What you will do. Output the full material exactly as it appears here.

───── Items ─────

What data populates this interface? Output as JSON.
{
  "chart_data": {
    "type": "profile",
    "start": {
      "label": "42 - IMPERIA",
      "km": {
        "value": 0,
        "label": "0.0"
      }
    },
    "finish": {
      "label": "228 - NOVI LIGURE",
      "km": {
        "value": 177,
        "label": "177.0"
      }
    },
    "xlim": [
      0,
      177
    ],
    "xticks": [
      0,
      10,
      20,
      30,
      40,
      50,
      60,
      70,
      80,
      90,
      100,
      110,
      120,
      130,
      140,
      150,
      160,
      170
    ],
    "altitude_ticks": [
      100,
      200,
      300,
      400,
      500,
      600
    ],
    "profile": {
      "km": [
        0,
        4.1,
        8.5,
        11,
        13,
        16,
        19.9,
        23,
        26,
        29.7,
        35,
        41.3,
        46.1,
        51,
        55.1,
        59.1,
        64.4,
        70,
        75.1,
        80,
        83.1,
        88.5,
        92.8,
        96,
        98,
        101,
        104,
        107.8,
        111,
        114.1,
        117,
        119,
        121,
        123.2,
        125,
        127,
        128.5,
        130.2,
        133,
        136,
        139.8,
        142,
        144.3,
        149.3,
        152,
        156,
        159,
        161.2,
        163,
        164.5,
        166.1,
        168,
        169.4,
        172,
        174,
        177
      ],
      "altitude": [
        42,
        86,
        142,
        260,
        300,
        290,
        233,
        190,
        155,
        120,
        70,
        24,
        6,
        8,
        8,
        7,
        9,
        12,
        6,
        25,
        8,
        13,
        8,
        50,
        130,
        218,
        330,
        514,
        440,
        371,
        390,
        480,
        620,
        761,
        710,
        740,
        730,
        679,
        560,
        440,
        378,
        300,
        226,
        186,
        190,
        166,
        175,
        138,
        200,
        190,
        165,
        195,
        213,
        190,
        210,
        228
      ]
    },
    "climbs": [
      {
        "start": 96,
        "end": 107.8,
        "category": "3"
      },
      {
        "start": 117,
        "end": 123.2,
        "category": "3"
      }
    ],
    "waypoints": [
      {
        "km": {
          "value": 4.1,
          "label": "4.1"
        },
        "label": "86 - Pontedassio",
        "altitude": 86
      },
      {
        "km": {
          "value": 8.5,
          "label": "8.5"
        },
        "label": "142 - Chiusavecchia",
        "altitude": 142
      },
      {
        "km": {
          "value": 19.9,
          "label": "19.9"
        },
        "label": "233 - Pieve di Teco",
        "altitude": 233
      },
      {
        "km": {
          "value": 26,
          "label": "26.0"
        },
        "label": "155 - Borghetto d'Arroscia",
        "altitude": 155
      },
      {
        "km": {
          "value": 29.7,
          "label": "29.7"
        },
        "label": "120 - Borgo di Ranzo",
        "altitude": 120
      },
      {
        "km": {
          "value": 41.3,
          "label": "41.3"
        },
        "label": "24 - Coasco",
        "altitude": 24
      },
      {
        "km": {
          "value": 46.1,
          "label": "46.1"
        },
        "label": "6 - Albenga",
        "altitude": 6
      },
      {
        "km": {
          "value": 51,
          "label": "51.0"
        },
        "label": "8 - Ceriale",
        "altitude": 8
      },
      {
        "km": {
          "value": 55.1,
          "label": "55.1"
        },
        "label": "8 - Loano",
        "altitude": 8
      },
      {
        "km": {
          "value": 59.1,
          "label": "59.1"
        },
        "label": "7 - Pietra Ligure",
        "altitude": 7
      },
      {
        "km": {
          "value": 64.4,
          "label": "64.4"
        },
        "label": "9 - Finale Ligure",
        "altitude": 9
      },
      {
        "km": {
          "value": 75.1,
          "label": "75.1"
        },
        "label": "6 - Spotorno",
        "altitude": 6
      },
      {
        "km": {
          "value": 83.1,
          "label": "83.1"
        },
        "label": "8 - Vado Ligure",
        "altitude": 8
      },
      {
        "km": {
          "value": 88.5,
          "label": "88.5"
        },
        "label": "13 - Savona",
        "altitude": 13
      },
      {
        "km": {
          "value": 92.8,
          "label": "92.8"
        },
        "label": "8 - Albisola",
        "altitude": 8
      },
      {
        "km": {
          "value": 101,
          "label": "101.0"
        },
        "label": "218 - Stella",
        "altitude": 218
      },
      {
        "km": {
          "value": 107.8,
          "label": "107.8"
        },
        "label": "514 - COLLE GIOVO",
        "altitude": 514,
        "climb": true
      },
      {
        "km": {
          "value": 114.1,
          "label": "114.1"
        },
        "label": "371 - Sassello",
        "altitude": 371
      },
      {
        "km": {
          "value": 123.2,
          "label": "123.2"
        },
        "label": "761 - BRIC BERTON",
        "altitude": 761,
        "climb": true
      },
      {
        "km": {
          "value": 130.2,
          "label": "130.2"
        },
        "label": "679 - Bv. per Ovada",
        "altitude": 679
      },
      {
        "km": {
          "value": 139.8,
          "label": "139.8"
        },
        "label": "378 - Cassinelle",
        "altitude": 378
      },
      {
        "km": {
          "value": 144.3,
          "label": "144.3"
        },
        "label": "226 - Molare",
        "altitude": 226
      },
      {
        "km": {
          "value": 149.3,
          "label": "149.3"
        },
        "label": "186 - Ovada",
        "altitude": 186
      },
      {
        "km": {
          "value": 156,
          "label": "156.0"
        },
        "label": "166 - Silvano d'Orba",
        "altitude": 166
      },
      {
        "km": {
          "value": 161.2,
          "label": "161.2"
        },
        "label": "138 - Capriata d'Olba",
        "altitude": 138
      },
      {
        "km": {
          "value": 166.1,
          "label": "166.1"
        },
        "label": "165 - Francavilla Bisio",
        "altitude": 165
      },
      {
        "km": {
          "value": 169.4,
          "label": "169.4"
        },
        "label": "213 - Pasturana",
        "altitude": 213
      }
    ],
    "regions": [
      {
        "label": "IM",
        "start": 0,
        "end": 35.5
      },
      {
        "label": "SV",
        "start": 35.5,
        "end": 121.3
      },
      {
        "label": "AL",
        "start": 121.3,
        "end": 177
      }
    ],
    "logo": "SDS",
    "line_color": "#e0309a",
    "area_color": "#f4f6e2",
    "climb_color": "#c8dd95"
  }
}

─────

Worked answer.
What data populates this interface? Output as JSON.
{
  "chart_data": {
    "type": "profile",
    "start": {
      "label": "42 - IMPERIA",
      "km": {
        "value": 0,
        "label": "0.0"
      }
    },
    "finish": {
      "label": "228 - NOVI LIGURE",
      "km": {
        "value": 177,
        "label": "177.0"
      }
    },
    "xlim": [
      0,
      177
    ],
    "xticks": [
      0,
      10,
      20,
      30,
      40,
      50,
      60,
      70,
      80,
      90,
      100,
      110,
      120,
      130,
      140,
      150,
      160,
      170
    ],
    "altitude_ticks": [
      100,
      200,
      300,
      400,
      500,
      600
    ],
    "profile": {
      "km": [
        0,
        4.1,
        8.5,
        11,
        13,
        16,
        19.9,
        23,
        26,
        29.7,
        35,
        41.3,
        46.1,
        51,
        55.1,
        59.1,
        64.4,
        70,
        75.1,
        80,
        83.1,
        88.5,
        92.8,
        96,
        98,
        101,
        104,
        107.8,
        111,
        114.1,
        117,
        119,
        121,
        123.2,
        125,
        127,
        128.5,
        130.2,
        133,
        136,
        139.8,
        142,
        144.3,
        149.3,
        152,
        156,
        159,
        161.2,
        163,
        164.5,
        166.1,
        168,
        169.4,
        172,
        174,
        177
      ],
      "altitude": [
        42,
        86,
        142,
        260,
        300,
        290,
        233,
        190,
        155,
        120,
        70,
        24,
        6,
        8,
        8,
        7,
        9,
        12,
        6,
        25,
        8,
        13,
        8,
        50,
        130,
        218,
        330,
        514,
        440,
        371,
        390,
        480,
        620,
        761,
        710,
        740,
        730,
        679,
        560,
        440,
        378,
        300,
        226,
        186,
        190,
        166,
        175,
        138,
        200,
        190,
        165,
        195,
        213,
        190,
        210,
        228
      ]
    },
    "climbs": [
      {
        "start": 96,
        "end": 107.8,
        "category": "3"
      },
      {
        "start": 117,
        "end": 123.2,
        "category": "3"
      }
    ],
    "waypoints": [
      {
        "km": {
          "value": 4.1,
          "label": "4.1"
        },
        "label": "86 - Pontedassio",
        "altitude": 86
      },
      {
        "km": {
          "value": 8.5,
          "label": "8.5"
        },
        "label": "142 - Chiusavecchia",
        "altitude": 142
      },
      {
        "km": {
          "value": 19.9,
          "label": "19.9"
        },
        "label": "233 - Pieve di Teco",
        "altitude": 233
      },
      {
        "km": {
          "value": 26,
          "label": "26.0"
        },
        "label": "155 - Borghetto d'Arroscia",
        "altitude": 155
      },
      {
        "km": {
          "value": 29.7,
          "label": "29.7"
        },
        "label": "120 - Borgo di Ranzo",
        "altitude": 120
      },
      {
        "km": {
          "value": 41.3,
          "label": "41.3"
        },
        "label": "24 - Coasco",
        "altitude": 24
      },
      {
        "km": {
          "value": 46.1,
          "label": "46.1"
        },
        "label": "6 - Albenga",
        "altitude": 6
      },
      {
        "km": {
          "value": 51,
          "label": "51.0"
        },
        "label": "8 - Ceriale",
        "altitude": 8
      },
      {
        "km": {
          "value": 55.1,
          "label": "55.1"
        },
        "label": "8 - Loano",
        "altitude": 8
      },
      {
        "km": {
          "value": 59.1,
          "label": "59.1"
        },
        "label": "7 - Pietra Ligure",
        "altitude": 7
      },
      {
        "km": {
          "value": 64.4,
          "label": "64.4"
        },
        "label": "9 - Finale Ligure",
        "altitude": 9
      },
      {
        "km": {
          "value": 75.1,
          "label": "75.1"
        },
        "label": "6 - Spotorno",
        "altitude": 6
      },
      {
        "km": {
          "value": 83.1,
          "label": "83.1"
        },
        "label": "8 - Vado Ligure",
        "altitude": 8
      },
      {
        "km": {
          "value": 88.5,
          "label": "88.5"
        },
        "label": "13 - Savona",
        "altitude": 13
      },
      {
        "km": {
          "value": 92.8,
          "label": "92.8"
        },
        "label": "8 - Albisola",
        "altitude": 8
      },
      {
        "km": {
          "value": 101,
          "label": "101.0"
        },
        "label": "218 - Stella",
        "altitude": 218
      },
      {
        "km": {
          "value": 107.8,
          "label": "107.8"
        },
        "label": "514 - COLLE GIOVO",
        "altitude": 514,
        "climb": true
      },
      {
        "km": {
          "value": 114.1,
          "label": "114.1"
        },
        "label": "371 - Sassello",
        "altitude": 371
      },
      {
        "km": {
          "value": 123.2,
          "label": "123.2"
        },
        "label": "761 - BRIC BERTON",
        "altitude": 761,
        "climb": true
      },
      {
        "km": {
          "value": 130.2,
          "label": "130.2"
        },
        "label": "679 - Bv. per Ovada",
        "altitude": 679
      },
      {
        "km": {
          "value": 139.8,
          "label": "139.8"
        },
        "label": "378 - Cassinelle",
        "altitude": 378
      },
      {
        "km": {
          "value": 144.3,
          "label": "144.3"
        },
        "label": "226 - Molare",
        "altitude": 226
      },
      {
        "km": {
          "value": 149.3,
          "label": "149.3"
        },
        "label": "186 - Ovada",
        "altitude": 186
      },
      {
        "km": {
          "value": 156,
          "label": "156.0"
        },
        "label": "166 - Silvano d'Orba",
        "altitude": 166
      },
      {
        "km": {
          "value": 161.2,
          "label": "161.2"
        },
        "label": "138 - Capriata d'Olba",
        "altitude": 138
      },
      {
        "km": {
          "value": 166.1,
          "label": "166.1"
        },
        "label": "165 - Francavilla Bisio",
        "altitude": 165
      },
      {
        "km": {
          "value": 169.4,
          "label": "169.4"
        },
        "label": "213 - Pasturana",
        "altitude": 213
      }
    ],
    "regions": [
      {
        "label": "IM",
        "start": 0,
        "end": 35.5
      },
      {
        "label": "SV",
        "start": 35.5,
        "end": 121.3
      },
      {
        "label": "AL",
        "start": 121.3,
        "end": 177
      }
    ],
    "logo": "SDS",
    "line_color": "#e0309a",
    "area_color": "#f4f6e2",
    "climb_color": "#c8dd95"
  }
}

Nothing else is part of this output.